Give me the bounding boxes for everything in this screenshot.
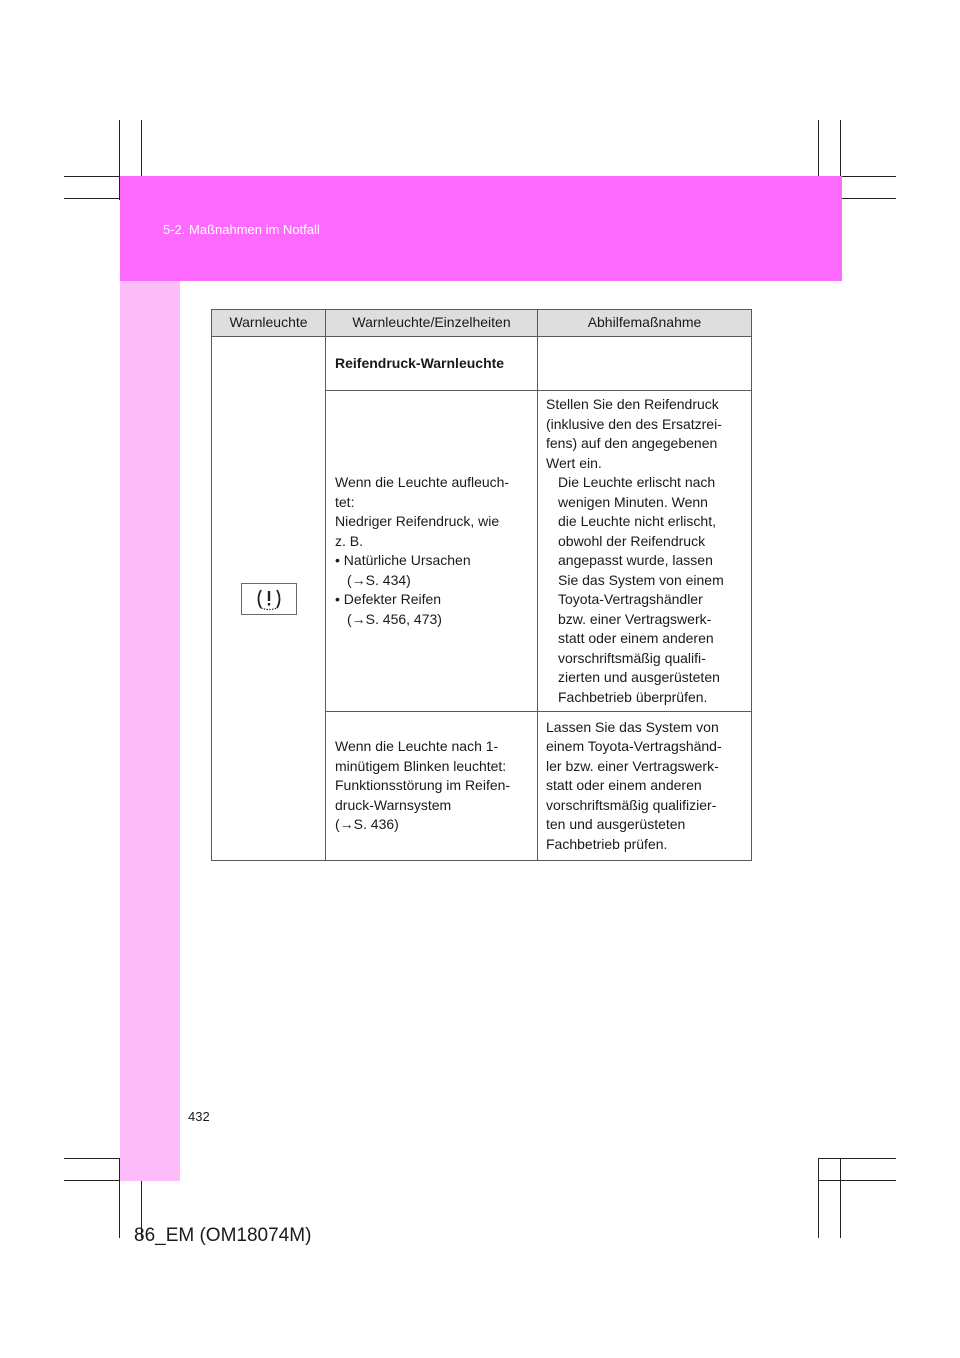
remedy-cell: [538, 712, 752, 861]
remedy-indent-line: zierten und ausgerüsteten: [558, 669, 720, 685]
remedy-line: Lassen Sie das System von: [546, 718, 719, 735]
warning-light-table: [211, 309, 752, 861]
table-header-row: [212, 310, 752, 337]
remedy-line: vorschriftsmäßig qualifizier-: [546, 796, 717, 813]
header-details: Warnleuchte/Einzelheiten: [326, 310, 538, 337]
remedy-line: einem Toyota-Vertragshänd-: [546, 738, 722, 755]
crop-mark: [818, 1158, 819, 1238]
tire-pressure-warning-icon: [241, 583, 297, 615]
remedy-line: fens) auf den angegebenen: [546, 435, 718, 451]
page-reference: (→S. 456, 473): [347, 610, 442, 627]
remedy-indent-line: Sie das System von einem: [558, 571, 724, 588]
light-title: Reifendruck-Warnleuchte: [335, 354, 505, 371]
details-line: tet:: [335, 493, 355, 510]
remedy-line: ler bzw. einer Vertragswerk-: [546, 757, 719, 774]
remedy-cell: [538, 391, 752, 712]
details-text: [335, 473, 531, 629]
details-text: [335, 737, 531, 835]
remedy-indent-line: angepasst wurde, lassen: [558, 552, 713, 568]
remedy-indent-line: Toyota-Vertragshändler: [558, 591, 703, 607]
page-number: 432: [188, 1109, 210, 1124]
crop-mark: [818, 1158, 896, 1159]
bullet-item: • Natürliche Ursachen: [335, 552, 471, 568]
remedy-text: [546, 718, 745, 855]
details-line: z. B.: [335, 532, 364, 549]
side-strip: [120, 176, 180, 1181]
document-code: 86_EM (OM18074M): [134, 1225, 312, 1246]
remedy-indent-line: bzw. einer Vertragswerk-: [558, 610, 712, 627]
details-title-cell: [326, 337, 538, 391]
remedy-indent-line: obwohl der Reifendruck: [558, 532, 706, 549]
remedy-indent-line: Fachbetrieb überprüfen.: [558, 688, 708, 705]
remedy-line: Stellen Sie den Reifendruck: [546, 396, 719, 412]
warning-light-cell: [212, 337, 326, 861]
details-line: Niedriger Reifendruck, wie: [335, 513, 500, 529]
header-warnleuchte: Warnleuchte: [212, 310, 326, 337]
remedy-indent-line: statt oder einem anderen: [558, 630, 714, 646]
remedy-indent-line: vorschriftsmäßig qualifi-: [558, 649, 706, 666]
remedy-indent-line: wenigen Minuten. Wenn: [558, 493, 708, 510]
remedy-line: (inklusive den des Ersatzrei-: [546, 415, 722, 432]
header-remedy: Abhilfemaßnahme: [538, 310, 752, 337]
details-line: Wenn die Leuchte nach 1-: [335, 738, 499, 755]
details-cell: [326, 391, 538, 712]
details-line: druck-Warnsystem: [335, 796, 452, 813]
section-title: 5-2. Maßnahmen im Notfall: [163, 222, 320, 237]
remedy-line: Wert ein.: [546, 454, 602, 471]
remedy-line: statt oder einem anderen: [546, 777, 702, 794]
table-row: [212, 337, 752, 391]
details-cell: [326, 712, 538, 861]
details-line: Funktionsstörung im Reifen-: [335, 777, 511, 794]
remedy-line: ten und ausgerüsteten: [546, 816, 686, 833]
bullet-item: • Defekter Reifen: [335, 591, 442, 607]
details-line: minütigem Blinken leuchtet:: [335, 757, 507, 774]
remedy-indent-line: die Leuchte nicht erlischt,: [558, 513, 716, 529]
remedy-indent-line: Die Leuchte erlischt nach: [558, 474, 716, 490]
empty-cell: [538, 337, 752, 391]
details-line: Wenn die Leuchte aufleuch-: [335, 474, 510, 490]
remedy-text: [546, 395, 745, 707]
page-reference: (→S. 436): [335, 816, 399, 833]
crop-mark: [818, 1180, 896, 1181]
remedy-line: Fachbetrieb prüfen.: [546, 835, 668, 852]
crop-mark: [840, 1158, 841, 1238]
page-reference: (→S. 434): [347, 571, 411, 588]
* * *
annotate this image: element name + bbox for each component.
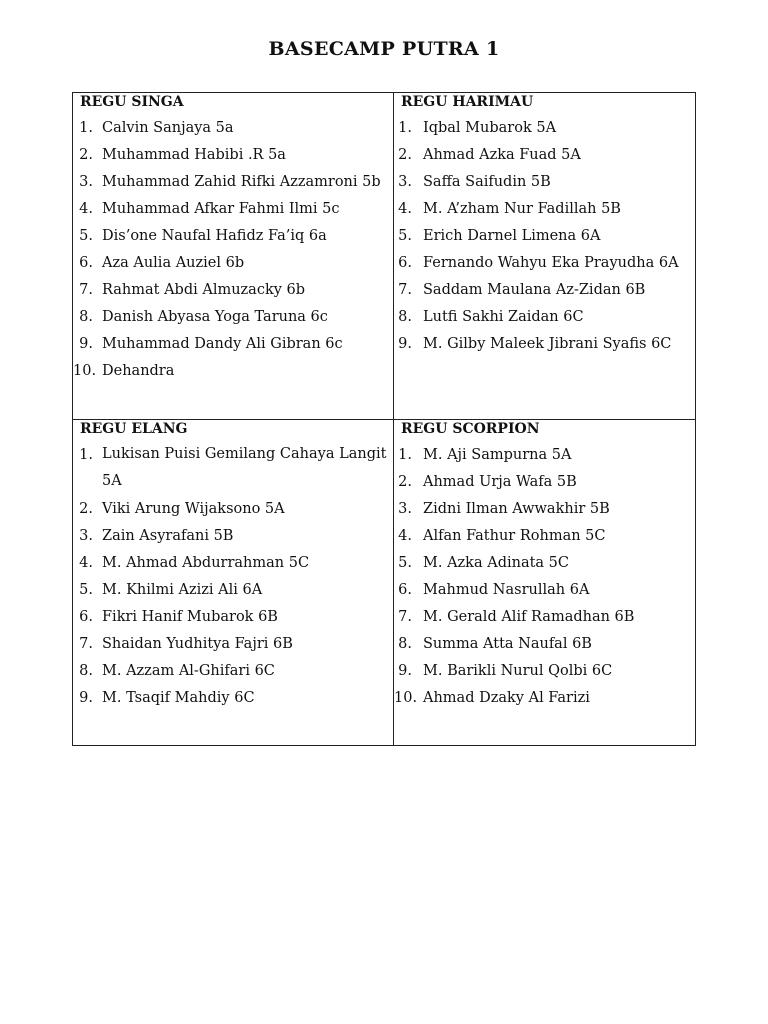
--
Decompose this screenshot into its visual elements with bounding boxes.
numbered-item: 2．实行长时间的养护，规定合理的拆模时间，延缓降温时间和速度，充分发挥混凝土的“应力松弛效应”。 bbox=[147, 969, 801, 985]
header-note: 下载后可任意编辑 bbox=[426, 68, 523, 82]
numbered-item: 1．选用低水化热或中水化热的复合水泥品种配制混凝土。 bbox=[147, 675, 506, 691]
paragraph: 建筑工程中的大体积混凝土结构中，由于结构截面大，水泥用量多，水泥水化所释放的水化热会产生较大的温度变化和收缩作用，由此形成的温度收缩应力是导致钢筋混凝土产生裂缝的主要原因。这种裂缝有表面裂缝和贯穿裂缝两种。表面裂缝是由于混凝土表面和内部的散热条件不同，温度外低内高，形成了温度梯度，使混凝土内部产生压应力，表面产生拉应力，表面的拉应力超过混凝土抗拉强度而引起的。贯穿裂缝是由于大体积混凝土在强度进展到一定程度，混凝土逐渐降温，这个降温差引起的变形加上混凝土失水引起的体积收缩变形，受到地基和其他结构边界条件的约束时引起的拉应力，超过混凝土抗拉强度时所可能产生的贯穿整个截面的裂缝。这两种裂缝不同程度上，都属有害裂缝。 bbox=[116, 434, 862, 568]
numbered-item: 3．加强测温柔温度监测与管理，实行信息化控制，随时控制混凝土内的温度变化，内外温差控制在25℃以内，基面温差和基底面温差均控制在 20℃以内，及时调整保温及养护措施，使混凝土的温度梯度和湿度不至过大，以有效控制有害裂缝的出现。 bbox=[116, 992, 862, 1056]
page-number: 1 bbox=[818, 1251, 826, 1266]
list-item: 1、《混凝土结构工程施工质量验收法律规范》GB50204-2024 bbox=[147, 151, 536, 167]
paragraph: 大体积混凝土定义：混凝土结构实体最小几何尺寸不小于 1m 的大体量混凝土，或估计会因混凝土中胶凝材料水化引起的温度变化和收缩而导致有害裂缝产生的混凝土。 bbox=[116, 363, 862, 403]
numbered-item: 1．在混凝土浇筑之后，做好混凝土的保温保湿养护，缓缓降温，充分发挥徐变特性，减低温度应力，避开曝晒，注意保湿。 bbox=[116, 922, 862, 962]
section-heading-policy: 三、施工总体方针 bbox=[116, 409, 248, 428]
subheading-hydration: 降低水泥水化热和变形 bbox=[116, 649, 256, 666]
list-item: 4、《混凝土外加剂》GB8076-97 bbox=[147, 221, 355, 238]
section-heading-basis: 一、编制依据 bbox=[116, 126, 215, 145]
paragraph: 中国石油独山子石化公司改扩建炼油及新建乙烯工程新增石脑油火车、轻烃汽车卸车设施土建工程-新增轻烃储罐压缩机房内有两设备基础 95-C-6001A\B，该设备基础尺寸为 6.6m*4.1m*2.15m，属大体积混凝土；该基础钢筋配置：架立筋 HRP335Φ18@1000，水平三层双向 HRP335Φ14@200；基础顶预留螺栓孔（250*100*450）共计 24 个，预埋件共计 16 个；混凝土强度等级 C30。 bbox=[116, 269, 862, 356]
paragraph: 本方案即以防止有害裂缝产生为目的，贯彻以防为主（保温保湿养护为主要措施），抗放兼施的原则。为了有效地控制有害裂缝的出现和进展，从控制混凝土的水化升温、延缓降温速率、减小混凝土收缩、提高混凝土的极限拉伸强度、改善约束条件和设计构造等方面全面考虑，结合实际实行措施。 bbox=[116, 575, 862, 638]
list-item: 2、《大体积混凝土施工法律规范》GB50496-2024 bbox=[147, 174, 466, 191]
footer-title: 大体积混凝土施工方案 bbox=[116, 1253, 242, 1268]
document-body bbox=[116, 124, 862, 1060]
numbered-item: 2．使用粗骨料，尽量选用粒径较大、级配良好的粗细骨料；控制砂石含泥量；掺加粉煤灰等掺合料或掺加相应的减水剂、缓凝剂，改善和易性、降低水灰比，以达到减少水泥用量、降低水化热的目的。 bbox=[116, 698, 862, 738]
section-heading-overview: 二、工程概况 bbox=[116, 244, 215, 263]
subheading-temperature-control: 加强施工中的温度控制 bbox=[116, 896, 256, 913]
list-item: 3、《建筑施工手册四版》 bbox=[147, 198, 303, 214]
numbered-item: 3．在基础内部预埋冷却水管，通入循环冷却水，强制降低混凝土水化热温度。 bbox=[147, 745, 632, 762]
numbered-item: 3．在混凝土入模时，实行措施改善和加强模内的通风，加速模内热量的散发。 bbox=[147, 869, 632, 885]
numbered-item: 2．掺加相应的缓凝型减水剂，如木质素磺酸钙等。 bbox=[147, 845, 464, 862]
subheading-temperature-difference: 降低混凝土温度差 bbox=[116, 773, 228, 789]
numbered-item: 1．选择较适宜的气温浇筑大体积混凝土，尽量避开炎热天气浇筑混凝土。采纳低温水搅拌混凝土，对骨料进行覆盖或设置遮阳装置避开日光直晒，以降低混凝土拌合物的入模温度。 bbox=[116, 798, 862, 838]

TASK DETAILS – Reproduce the records verbatim from the line containing "Give me the" through the line containing "document-code: 86_EM (OM18074M): [134, 1225, 312, 1246]", both lines included, leaving out the pictures.

FINAL RESULT –
Give me the bounding boxes for everything in this screenshot.
remedy-cell: [538, 712, 752, 861]
remedy-indent-line: zierten und ausgerüsteten: [558, 669, 720, 685]
remedy-line: Lassen Sie das System von: [546, 718, 719, 735]
warning-light-table: [211, 309, 752, 861]
table-header-row: [212, 310, 752, 337]
remedy-line: vorschriftsmäßig qualifizier-: [546, 796, 717, 813]
header-details: Warnleuchte/Einzelheiten: [326, 310, 538, 337]
remedy-line: einem Toyota-Vertragshänd-: [546, 738, 722, 755]
crop-mark: [818, 1158, 819, 1238]
tire-pressure-warning-icon: [241, 583, 297, 615]
remedy-line: fens) auf den angegebenen: [546, 435, 718, 451]
page-reference: (→S. 456, 473): [347, 610, 442, 627]
remedy-indent-line: Sie das System von einem: [558, 571, 724, 588]
light-title: Reifendruck-Warnleuchte: [335, 354, 505, 371]
details-line: tet:: [335, 493, 355, 510]
remedy-line: ler bzw. einer Vertragswerk-: [546, 757, 719, 774]
remedy-cell: [538, 391, 752, 712]
details-text: [335, 473, 531, 629]
details-text: [335, 737, 531, 835]
remedy-indent-line: angepasst wurde, lassen: [558, 552, 713, 568]
remedy-indent-line: Toyota-Vertragshändler: [558, 591, 703, 607]
page-number: 432: [188, 1109, 210, 1124]
crop-mark: [818, 1158, 896, 1159]
bullet-item: • Natürliche Ursachen: [335, 552, 471, 568]
remedy-text: [546, 718, 745, 855]
details-line: z. B.: [335, 532, 364, 549]
side-strip: [120, 176, 180, 1181]
document-code: 86_EM (OM18074M): [134, 1225, 312, 1246]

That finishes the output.